TASK TO COMPLETE:
Show only lines that include "name".

[Dataset records]
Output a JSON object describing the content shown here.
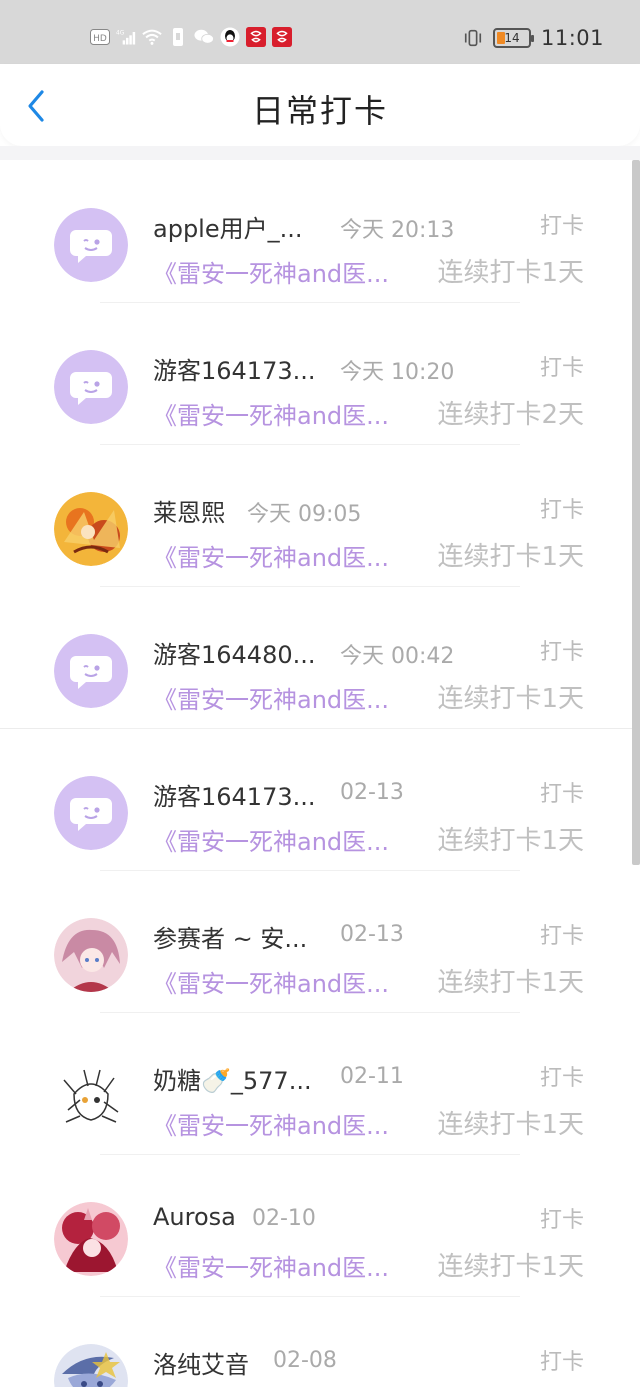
{
  "status_bar": {
    "left_icons": [
      "hd-icon",
      "signal-4g-icon",
      "wifi-icon",
      "sim-icon",
      "wechat-icon",
      "qq-icon",
      "app-badge-icon",
      "app-badge-icon"
    ],
    "network_label": "4G",
    "hd_label": "HD",
    "battery": "14",
    "time": "11:01"
  },
  "nav": {
    "title": "日常打卡"
  },
  "colors": {
    "book_link": "#b693e0",
    "default_avatar_bg": "#d4c1f3"
  },
  "entries": [
    {
      "name": "apple用户_...",
      "time": "今天 20:13",
      "tag": "打卡",
      "book": "《雷安一死神and医...",
      "streak": "连续打卡1天",
      "avatar": "default"
    },
    {
      "name": "游客164173...",
      "time": "今天 10:20",
      "tag": "打卡",
      "book": "《雷安一死神and医...",
      "streak": "连续打卡2天",
      "avatar": "default"
    },
    {
      "name": "莱恩熙",
      "time": "今天 09:05",
      "tag": "打卡",
      "book": "《雷安一死神and医...",
      "streak": "连续打卡1天",
      "avatar": "orange"
    },
    {
      "name": "游客164480...",
      "time": "今天 00:42",
      "tag": "打卡",
      "book": "《雷安一死神and医...",
      "streak": "连续打卡1天",
      "avatar": "default"
    },
    {
      "name": "游客164173...",
      "time": "02-13",
      "tag": "打卡",
      "book": "《雷安一死神and医...",
      "streak": "连续打卡1天",
      "avatar": "default"
    },
    {
      "name": "参赛者 ~ 安...",
      "time": "02-13",
      "tag": "打卡",
      "book": "《雷安一死神and医...",
      "streak": "连续打卡1天",
      "avatar": "pink"
    },
    {
      "name": "奶糖🍼_577...",
      "time": "02-11",
      "tag": "打卡",
      "book": "《雷安一死神and医...",
      "streak": "连续打卡1天",
      "avatar": "sketch"
    },
    {
      "name": "Aurosa",
      "time": "02-10",
      "tag": "打卡",
      "book": "《雷安一死神and医...",
      "streak": "连续打卡1天",
      "avatar": "red"
    },
    {
      "name": "洛纯艾音",
      "time": "02-08",
      "tag": "打卡",
      "book": "",
      "streak": "",
      "avatar": "blue"
    }
  ]
}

SOLUTION BELOW:
      "name": "apple用户_...",
      "name": "游客164173...",
      "name": "莱恩熙",
      "name": "游客164480...",
      "name": "游客164173...",
      "name": "参赛者 ~ 安...",
      "name": "奶糖🍼_577...",
      "name": "Aurosa",
      "name": "洛纯艾音",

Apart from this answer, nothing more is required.